**TASK:** Each line in the entries below that holds the string "this" is to be listed.

[Figure record extracts]
## Begin

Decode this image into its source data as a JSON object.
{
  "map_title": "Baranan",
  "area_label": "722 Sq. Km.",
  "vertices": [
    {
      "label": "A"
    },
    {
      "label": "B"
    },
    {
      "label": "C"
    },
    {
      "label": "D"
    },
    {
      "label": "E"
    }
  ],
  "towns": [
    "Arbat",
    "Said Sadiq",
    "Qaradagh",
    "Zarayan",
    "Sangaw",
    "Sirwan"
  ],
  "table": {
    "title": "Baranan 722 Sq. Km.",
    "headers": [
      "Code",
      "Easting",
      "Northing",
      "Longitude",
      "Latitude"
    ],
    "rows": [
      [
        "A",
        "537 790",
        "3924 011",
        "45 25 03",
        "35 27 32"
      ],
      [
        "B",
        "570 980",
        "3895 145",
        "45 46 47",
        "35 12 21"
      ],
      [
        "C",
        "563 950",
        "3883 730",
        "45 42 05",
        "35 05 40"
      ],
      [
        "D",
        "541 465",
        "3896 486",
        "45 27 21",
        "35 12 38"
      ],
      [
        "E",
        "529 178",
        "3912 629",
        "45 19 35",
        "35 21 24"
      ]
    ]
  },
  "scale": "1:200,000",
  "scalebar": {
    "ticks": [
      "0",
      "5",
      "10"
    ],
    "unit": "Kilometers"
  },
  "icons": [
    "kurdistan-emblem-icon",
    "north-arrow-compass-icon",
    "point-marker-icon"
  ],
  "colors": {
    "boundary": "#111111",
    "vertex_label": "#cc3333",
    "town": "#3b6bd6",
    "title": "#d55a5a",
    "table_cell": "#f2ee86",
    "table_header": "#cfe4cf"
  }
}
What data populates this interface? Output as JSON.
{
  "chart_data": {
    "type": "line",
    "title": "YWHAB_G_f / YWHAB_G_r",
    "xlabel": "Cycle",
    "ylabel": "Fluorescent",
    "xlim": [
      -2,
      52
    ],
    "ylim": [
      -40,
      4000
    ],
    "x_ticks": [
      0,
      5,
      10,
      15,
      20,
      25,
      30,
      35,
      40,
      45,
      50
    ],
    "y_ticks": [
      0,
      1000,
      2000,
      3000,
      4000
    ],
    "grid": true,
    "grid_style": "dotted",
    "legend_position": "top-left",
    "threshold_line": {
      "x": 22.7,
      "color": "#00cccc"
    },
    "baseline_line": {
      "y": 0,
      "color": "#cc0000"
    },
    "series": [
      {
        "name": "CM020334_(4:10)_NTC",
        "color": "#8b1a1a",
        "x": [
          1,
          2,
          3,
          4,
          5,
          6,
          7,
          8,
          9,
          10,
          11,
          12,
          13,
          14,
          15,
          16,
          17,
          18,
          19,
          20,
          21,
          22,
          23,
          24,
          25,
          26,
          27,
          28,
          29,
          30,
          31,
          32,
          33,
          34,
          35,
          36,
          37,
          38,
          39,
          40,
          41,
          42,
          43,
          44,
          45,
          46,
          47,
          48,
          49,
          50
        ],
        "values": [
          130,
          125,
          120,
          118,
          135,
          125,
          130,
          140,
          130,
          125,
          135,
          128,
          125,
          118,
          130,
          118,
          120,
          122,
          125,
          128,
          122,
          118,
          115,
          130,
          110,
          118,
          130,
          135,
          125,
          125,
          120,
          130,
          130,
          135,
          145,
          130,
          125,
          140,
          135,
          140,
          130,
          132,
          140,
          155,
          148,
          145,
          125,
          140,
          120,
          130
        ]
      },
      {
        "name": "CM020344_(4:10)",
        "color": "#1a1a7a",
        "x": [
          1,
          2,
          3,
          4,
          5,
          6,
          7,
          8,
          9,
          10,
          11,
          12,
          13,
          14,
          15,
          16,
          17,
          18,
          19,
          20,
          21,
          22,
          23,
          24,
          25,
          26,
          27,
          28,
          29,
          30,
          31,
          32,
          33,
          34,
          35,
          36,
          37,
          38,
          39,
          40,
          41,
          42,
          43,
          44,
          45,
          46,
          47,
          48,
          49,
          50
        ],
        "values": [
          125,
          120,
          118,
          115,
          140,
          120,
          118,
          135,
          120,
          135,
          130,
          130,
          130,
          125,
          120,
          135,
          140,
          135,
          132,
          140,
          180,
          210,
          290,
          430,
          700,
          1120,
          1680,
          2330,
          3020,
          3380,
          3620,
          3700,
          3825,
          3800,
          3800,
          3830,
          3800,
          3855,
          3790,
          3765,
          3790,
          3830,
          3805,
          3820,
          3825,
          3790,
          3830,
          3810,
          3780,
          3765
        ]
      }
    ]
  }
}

## End

**FINISHED TASK:**
Decode this image into its source data as a JSON object.
What data populates this interface? Output as JSON.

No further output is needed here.